GIVEN REQUEST ▸ Within the listing below, locate all lines containing the word "不符合题意". Copy each one.

>> Begin

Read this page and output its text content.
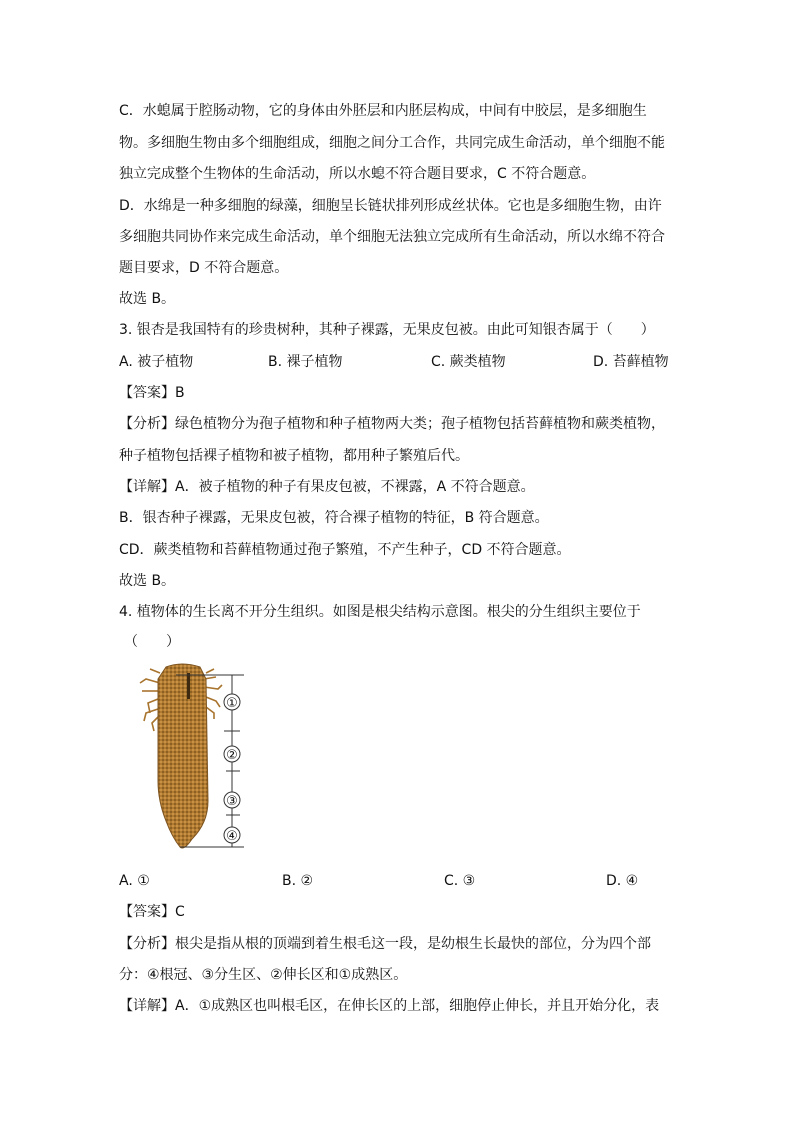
C．水螅属于腔肠动物，它的身体由外胚层和内胚层构成，中间有中胶层，是多细胞生
物。多细胞生物由多个细胞组成，细胞之间分工合作，共同完成生命活动，单个细胞不能
独立完成整个生物体的生命活动，所以水螅不符合题目要求，C 不符合题意。
D．水绵是一种多细胞的绿藻，细胞呈长链状排列形成丝状体。它也是多细胞生物，由许
多细胞共同协作来完成生命活动，单个细胞无法独立完成所有生命活动，所以水绵不符合
题目要求，D 不符合题意。
故选 B。
3. 银杏是我国特有的珍贵树种，其种子裸露，无果皮包被。由此可知银杏属于（　　）
A. 被子植物	B. 裸子植物	C. 蕨类植物	D. 苔藓植物
【答案】B
【分析】绿色植物分为孢子植物和种子植物两大类；孢子植物包括苔藓植物和蕨类植物，
种子植物包括裸子植物和被子植物，都用种子繁殖后代。
【详解】A．被子植物的种子有果皮包被，不裸露，A 不符合题意。
B．银杏种子裸露，无果皮包被，符合裸子植物的特征，B 符合题意。
CD．蕨类植物和苔藓植物通过孢子繁殖，不产生种子，CD 不符合题意。
故选 B。
4. 植物体的生长离不开分生组织。如图是根尖结构示意图。根尖的分生组织主要位于
（　　）
①
②
③
④
A. ①	B. ②	C. ③	D. ④
【答案】C
【分析】根尖是指从根的顶端到着生根毛这一段，是幼根生长最快的部位，分为四个部
分：④根冠、③分生区、②伸长区和①成熟区。
【详解】A．①成熟区也叫根毛区，在伸长区的上部，细胞停止伸长，并且开始分化，表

>> End

FULL RESPONSE ▸
独立完成整个生物体的生命活动，所以水螅不符合题目要求，C 不符合题意。
题目要求，D 不符合题意。
【详解】A．被子植物的种子有果皮包被，不裸露，A 不符合题意。
CD．蕨类植物和苔藓植物通过孢子繁殖，不产生种子，CD 不符合题意。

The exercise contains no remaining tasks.